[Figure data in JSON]
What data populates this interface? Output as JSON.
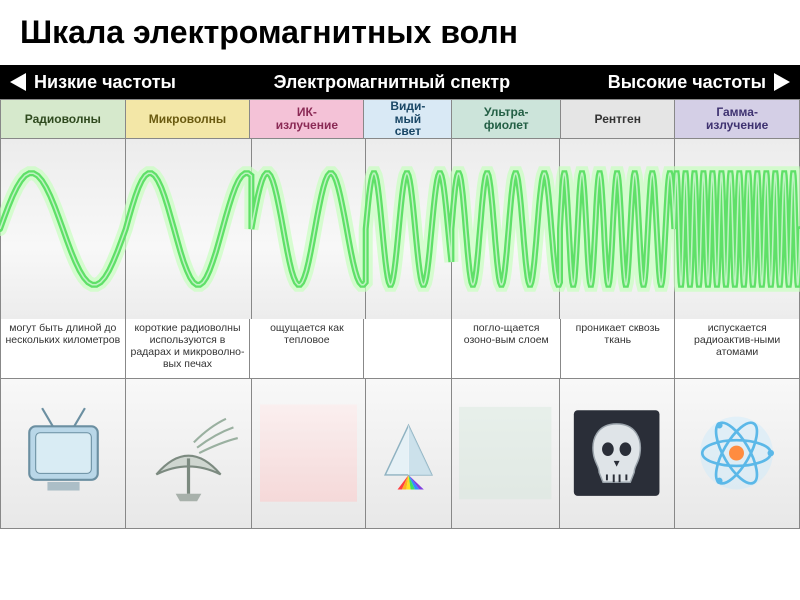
{
  "title": "Шкала электромагнитных волн",
  "header": {
    "left": "Низкие частоты",
    "center": "Электромагнитный спектр",
    "right": "Высокие частоты"
  },
  "bands": [
    {
      "label": "Радиоволны",
      "bg": "#d6e9cc",
      "fg": "#2f4a1f"
    },
    {
      "label": "Микроволны",
      "bg": "#f3e7a7",
      "fg": "#6a5a10"
    },
    {
      "label": "ИК-\nизлучение",
      "bg": "#f4c2d7",
      "fg": "#8a2a55"
    },
    {
      "label": "Види-\nмый\nсвет",
      "bg": "#d9e9f5",
      "fg": "#1a4766"
    },
    {
      "label": "Ультра-\nфиолет",
      "bg": "#cce4da",
      "fg": "#235f45"
    },
    {
      "label": "Рентген",
      "bg": "#e5e5e5",
      "fg": "#333333"
    },
    {
      "label": "Гамма-\nизлучение",
      "bg": "#d4cfe6",
      "fg": "#3e3270"
    }
  ],
  "flex_weights": [
    1.1,
    1.1,
    1.0,
    0.75,
    0.95,
    1.0,
    1.1
  ],
  "descriptions": [
    "могут быть длиной до нескольких километров",
    "короткие радиоволны используются в радарах и микроволно-вых печах",
    "ощущается как тепловое",
    "",
    "погло-щается озоно-вым слоем",
    "проникает сквозь ткань",
    "испускается радиоактив-ными атомами"
  ],
  "wave": {
    "stroke": "#5fe068",
    "glow": "#c7ffbf",
    "stroke_width": 6,
    "amplitude": 56,
    "midline": 90,
    "frequency_ramp": [
      1,
      1.3,
      1.8,
      2.6,
      3.8,
      6.5,
      14
    ],
    "highlight": "#ffffff"
  },
  "icons": {
    "tv": {
      "body": "#b9d7e8",
      "screen": "#d9ecf4",
      "edge": "#6b8fa1"
    },
    "radar": {
      "dish": "#cfd6d0",
      "edge": "#7c8a80",
      "beams": "#9ab0a0"
    },
    "ir": {
      "fade_top": "#ffe9e9",
      "fade_bot": "#ffc7c7"
    },
    "prism": {
      "face1": "#e6f1f6",
      "face2": "#c5dde8",
      "edge": "#8fb2c1",
      "rainbow": [
        "#ff4040",
        "#ffb020",
        "#ffe020",
        "#40e060",
        "#3090ff",
        "#8040e0"
      ]
    },
    "uv": {
      "bg": "#cde6d8"
    },
    "xray": {
      "bg": "#2a2e38",
      "skull": "#dfe4e8",
      "outline": "#9aa3ab"
    },
    "atom": {
      "ring": "#5bb8e8",
      "nucleus": "#ff8c40",
      "glow": "#bfe8ff"
    }
  },
  "diagram_bg": "#ffffff",
  "title_color": "#000000"
}
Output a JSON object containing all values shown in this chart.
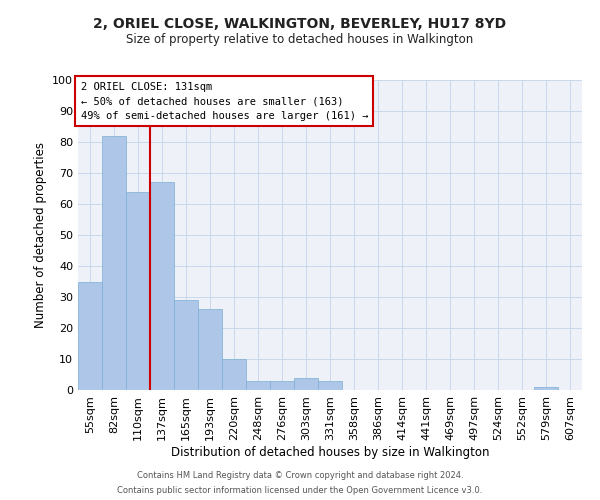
{
  "title": "2, ORIEL CLOSE, WALKINGTON, BEVERLEY, HU17 8YD",
  "subtitle": "Size of property relative to detached houses in Walkington",
  "xlabel": "Distribution of detached houses by size in Walkington",
  "ylabel": "Number of detached properties",
  "bar_color": "#aec6e8",
  "bar_edge_color": "#7bafd4",
  "grid_color": "#c8d8ea",
  "background_color": "#eef2f8",
  "tick_labels": [
    "55sqm",
    "82sqm",
    "110sqm",
    "137sqm",
    "165sqm",
    "193sqm",
    "220sqm",
    "248sqm",
    "276sqm",
    "303sqm",
    "331sqm",
    "358sqm",
    "386sqm",
    "414sqm",
    "441sqm",
    "469sqm",
    "497sqm",
    "524sqm",
    "552sqm",
    "579sqm",
    "607sqm"
  ],
  "bar_values": [
    35,
    82,
    64,
    67,
    29,
    26,
    10,
    3,
    3,
    4,
    3,
    0,
    0,
    0,
    0,
    0,
    0,
    0,
    0,
    1,
    0
  ],
  "ylim": [
    0,
    100
  ],
  "yticks": [
    0,
    10,
    20,
    30,
    40,
    50,
    60,
    70,
    80,
    90,
    100
  ],
  "vline_color": "#cc0000",
  "vline_position": 2.5,
  "annotation_title": "2 ORIEL CLOSE: 131sqm",
  "annotation_line1": "← 50% of detached houses are smaller (163)",
  "annotation_line2": "49% of semi-detached houses are larger (161) →",
  "annotation_box_color": "#ffffff",
  "annotation_box_edge": "#cc0000",
  "footer1": "Contains HM Land Registry data © Crown copyright and database right 2024.",
  "footer2": "Contains public sector information licensed under the Open Government Licence v3.0."
}
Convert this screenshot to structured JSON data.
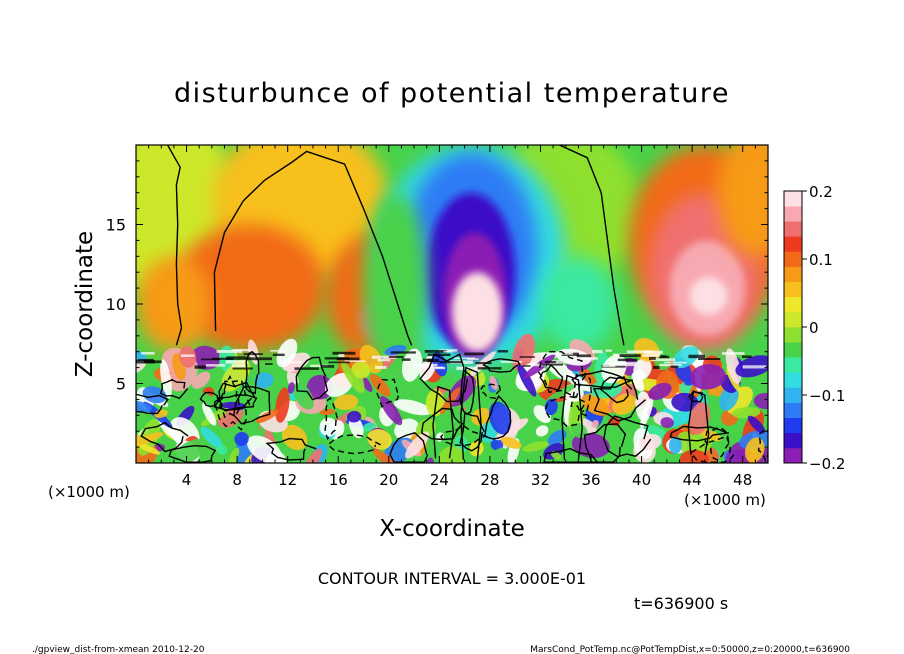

▶ **Given request**:
Quote the records in their entirety, keeping the wording exact and excluding pictures.

▶ **Exercise result**:
What data populates this interface? Output as JSON.
{
  "title": "Шкала электромагнитных волн",
  "header": {
    "left": "Низкие частоты",
    "center": "Электромагнитный спектр",
    "right": "Высокие частоты"
  },
  "bands": [
    {
      "label": "Радиоволны",
      "bg": "#d6e9cc",
      "fg": "#2f4a1f"
    },
    {
      "label": "Микроволны",
      "bg": "#f3e7a7",
      "fg": "#6a5a10"
    },
    {
      "label": "ИК-\nизлучение",
      "bg": "#f4c2d7",
      "fg": "#8a2a55"
    },
    {
      "label": "Види-\nмый\nсвет",
      "bg": "#d9e9f5",
      "fg": "#1a4766"
    },
    {
      "label": "Ультра-\nфиолет",
      "bg": "#cce4da",
      "fg": "#235f45"
    },
    {
      "label": "Рентген",
      "bg": "#e5e5e5",
      "fg": "#333333"
    },
    {
      "label": "Гамма-\nизлучение",
      "bg": "#d4cfe6",
      "fg": "#3e3270"
    }
  ],
  "flex_weights": [
    1.1,
    1.1,
    1.0,
    0.75,
    0.95,
    1.0,
    1.1
  ],
  "descriptions": [
    "могут быть длиной до нескольких километров",
    "короткие радиоволны используются в радарах и микроволно-вых печах",
    "ощущается как тепловое",
    "",
    "погло-щается озоно-вым слоем",
    "проникает сквозь ткань",
    "испускается радиоактив-ными атомами"
  ],
  "wave": {
    "stroke": "#5fe068",
    "glow": "#c7ffbf",
    "stroke_width": 6,
    "amplitude": 56,
    "midline": 90,
    "frequency_ramp": [
      1,
      1.3,
      1.8,
      2.6,
      3.8,
      6.5,
      14
    ],
    "highlight": "#ffffff"
  },
  "icons": {
    "tv": {
      "body": "#b9d7e8",
      "screen": "#d9ecf4",
      "edge": "#6b8fa1"
    },
    "radar": {
      "dish": "#cfd6d0",
      "edge": "#7c8a80",
      "beams": "#9ab0a0"
    },
    "ir": {
      "fade_top": "#ffe9e9",
      "fade_bot": "#ffc7c7"
    },
    "prism": {
      "face1": "#e6f1f6",
      "face2": "#c5dde8",
      "edge": "#8fb2c1",
      "rainbow": [
        "#ff4040",
        "#ffb020",
        "#ffe020",
        "#40e060",
        "#3090ff",
        "#8040e0"
      ]
    },
    "uv": {
      "bg": "#cde6d8"
    },
    "xray": {
      "bg": "#2a2e38",
      "skull": "#dfe4e8",
      "outline": "#9aa3ab"
    },
    "atom": {
      "ring": "#5bb8e8",
      "nucleus": "#ff8c40",
      "glow": "#bfe8ff"
    }
  },
  "diagram_bg": "#ffffff",
  "title_color": "#000000"
}
Output a JSON object containing all values shown in this chart.
{
  "title": "2, ORIEL CLOSE, WALKINGTON, BEVERLEY, HU17 8YD",
  "subtitle": "Size of property relative to detached houses in Walkington",
  "xlabel": "Distribution of detached houses by size in Walkington",
  "ylabel": "Number of detached properties",
  "bar_color": "#aec6e8",
  "bar_edge_color": "#7bafd4",
  "grid_color": "#c8d8ea",
  "background_color": "#eef2f8",
  "tick_labels": [
    "55sqm",
    "82sqm",
    "110sqm",
    "137sqm",
    "165sqm",
    "193sqm",
    "220sqm",
    "248sqm",
    "276sqm",
    "303sqm",
    "331sqm",
    "358sqm",
    "386sqm",
    "414sqm",
    "441sqm",
    "469sqm",
    "497sqm",
    "524sqm",
    "552sqm",
    "579sqm",
    "607sqm"
  ],
  "bar_values": [
    35,
    82,
    64,
    67,
    29,
    26,
    10,
    3,
    3,
    4,
    3,
    0,
    0,
    0,
    0,
    0,
    0,
    0,
    0,
    1,
    0
  ],
  "ylim": [
    0,
    100
  ],
  "yticks": [
    0,
    10,
    20,
    30,
    40,
    50,
    60,
    70,
    80,
    90,
    100
  ],
  "vline_color": "#cc0000",
  "vline_position": 2.5,
  "annotation_title": "2 ORIEL CLOSE: 131sqm",
  "annotation_line1": "← 50% of detached houses are smaller (163)",
  "annotation_line2": "49% of semi-detached houses are larger (161) →",
  "annotation_box_color": "#ffffff",
  "annotation_box_edge": "#cc0000",
  "footer1": "Contains HM Land Registry data © Crown copyright and database right 2024.",
  "footer2": "Contains public sector information licensed under the Open Government Licence v3.0."
}
Convert this screenshot to structured JSON data.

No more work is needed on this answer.